▶ _STATED GOAL_
Rename "Trigger Actions" to "Event Responses" everywhere it appears in the listing below, and reproduce all other lines unchanged. Leave the pictures out of your answer.

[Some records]
================================

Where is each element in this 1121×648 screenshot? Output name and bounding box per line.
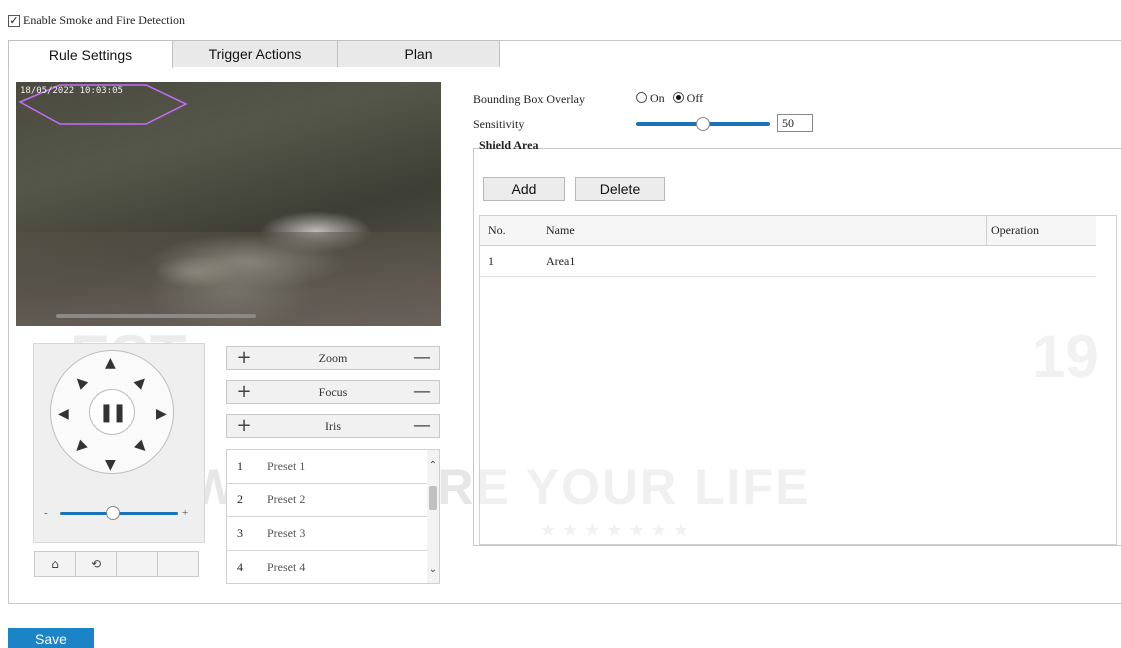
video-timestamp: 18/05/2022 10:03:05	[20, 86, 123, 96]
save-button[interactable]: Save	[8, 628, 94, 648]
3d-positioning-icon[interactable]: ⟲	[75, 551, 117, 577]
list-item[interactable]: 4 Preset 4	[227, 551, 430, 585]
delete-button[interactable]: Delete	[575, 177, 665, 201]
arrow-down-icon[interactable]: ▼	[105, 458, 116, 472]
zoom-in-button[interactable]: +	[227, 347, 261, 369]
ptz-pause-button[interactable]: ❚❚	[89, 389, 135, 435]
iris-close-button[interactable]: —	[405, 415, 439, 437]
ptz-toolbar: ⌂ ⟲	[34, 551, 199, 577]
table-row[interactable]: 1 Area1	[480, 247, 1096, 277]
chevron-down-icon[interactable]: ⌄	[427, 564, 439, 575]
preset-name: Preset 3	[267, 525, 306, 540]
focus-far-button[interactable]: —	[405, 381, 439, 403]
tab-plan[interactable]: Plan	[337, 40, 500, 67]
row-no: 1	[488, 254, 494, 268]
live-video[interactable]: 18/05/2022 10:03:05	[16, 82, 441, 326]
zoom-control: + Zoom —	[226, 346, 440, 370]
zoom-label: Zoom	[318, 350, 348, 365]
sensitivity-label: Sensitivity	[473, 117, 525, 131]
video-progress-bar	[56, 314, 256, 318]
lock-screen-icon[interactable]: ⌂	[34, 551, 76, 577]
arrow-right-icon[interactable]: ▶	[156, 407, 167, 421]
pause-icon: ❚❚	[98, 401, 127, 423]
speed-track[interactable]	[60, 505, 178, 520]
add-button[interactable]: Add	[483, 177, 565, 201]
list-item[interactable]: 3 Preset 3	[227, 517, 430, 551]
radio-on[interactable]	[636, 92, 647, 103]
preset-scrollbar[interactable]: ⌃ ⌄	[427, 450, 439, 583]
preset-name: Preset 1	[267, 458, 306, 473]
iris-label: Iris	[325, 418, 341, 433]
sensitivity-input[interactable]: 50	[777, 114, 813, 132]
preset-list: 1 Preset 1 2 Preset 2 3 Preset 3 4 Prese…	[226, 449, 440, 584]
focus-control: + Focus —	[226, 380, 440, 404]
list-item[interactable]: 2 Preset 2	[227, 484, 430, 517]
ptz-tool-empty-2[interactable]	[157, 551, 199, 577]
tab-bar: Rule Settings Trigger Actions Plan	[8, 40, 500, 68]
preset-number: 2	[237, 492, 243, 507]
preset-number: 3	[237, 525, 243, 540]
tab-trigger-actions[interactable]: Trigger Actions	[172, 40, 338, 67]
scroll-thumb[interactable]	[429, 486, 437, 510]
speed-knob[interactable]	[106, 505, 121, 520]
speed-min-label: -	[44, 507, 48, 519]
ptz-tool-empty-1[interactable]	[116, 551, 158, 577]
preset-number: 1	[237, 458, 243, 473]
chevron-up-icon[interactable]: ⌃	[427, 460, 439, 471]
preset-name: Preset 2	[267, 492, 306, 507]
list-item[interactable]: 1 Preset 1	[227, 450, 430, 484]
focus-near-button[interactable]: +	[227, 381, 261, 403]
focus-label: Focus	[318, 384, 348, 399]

================================

▶ _REPLY_
Where is each element in this 1121×648 screenshot? Output name and bounding box per line.
video-timestamp: 18/05/2022 10:03:05	[20, 86, 123, 96]
save-button[interactable]: Save	[8, 628, 94, 648]
3d-positioning-icon[interactable]: ⟲	[75, 551, 117, 577]
list-item[interactable]: 4 Preset 4	[227, 551, 430, 585]
delete-button[interactable]: Delete	[575, 177, 665, 201]
arrow-down-icon[interactable]: ▼	[105, 458, 116, 472]
zoom-in-button[interactable]: +	[227, 347, 261, 369]
ptz-pause-button[interactable]: ❚❚	[89, 389, 135, 435]
iris-close-button[interactable]: —	[405, 415, 439, 437]
ptz-toolbar: ⌂ ⟲	[34, 551, 199, 577]
table-row[interactable]: 1 Area1	[480, 247, 1096, 277]
chevron-down-icon[interactable]: ⌄	[427, 564, 439, 575]
preset-name: Preset 3	[267, 525, 306, 540]
focus-far-button[interactable]: —	[405, 381, 439, 403]
tab-plan[interactable]: Plan	[337, 40, 500, 67]
row-no: 1	[488, 254, 494, 268]
live-video[interactable]: 18/05/2022 10:03:05	[16, 82, 441, 326]
zoom-control: + Zoom —	[226, 346, 440, 370]
zoom-label: Zoom	[318, 350, 348, 365]
sensitivity-label: Sensitivity	[473, 117, 525, 131]
video-progress-bar	[56, 314, 256, 318]
lock-screen-icon[interactable]: ⌂	[34, 551, 76, 577]
arrow-right-icon[interactable]: ▶	[156, 407, 167, 421]
pause-icon: ❚❚	[98, 401, 127, 423]
speed-track[interactable]	[60, 505, 178, 520]
add-button[interactable]: Add	[483, 177, 565, 201]
list-item[interactable]: 3 Preset 3	[227, 517, 430, 551]
radio-on[interactable]	[636, 92, 647, 103]
preset-scrollbar[interactable]: ⌃ ⌄	[427, 450, 439, 583]
preset-name: Preset 1	[267, 458, 306, 473]
iris-label: Iris	[325, 418, 341, 433]
sensitivity-input[interactable]: 50	[777, 114, 813, 132]
preset-list: 1 Preset 1 2 Preset 2 3 Preset 3 4 Prese…	[226, 449, 440, 584]
focus-control: + Focus —	[226, 380, 440, 404]
list-item[interactable]: 2 Preset 2	[227, 484, 430, 517]
ptz-tool-empty-2[interactable]	[157, 551, 199, 577]
tab-bar: Rule Settings Event Responses Plan	[8, 40, 500, 68]
preset-number: 2	[237, 492, 243, 507]
preset-number: 3	[237, 525, 243, 540]
tab-trigger-actions[interactable]: Event Responses	[172, 40, 338, 67]
scroll-thumb[interactable]	[429, 486, 437, 510]
speed-knob[interactable]	[106, 505, 121, 520]
speed-min-label: -	[44, 507, 48, 519]
ptz-tool-empty-1[interactable]	[116, 551, 158, 577]
preset-number: 1	[237, 458, 243, 473]
chevron-up-icon[interactable]: ⌃	[427, 460, 439, 471]
preset-name: Preset 2	[267, 492, 306, 507]
list-item[interactable]: 1 Preset 1	[227, 450, 430, 484]
focus-near-button[interactable]: +	[227, 381, 261, 403]
focus-label: Focus	[318, 384, 348, 399]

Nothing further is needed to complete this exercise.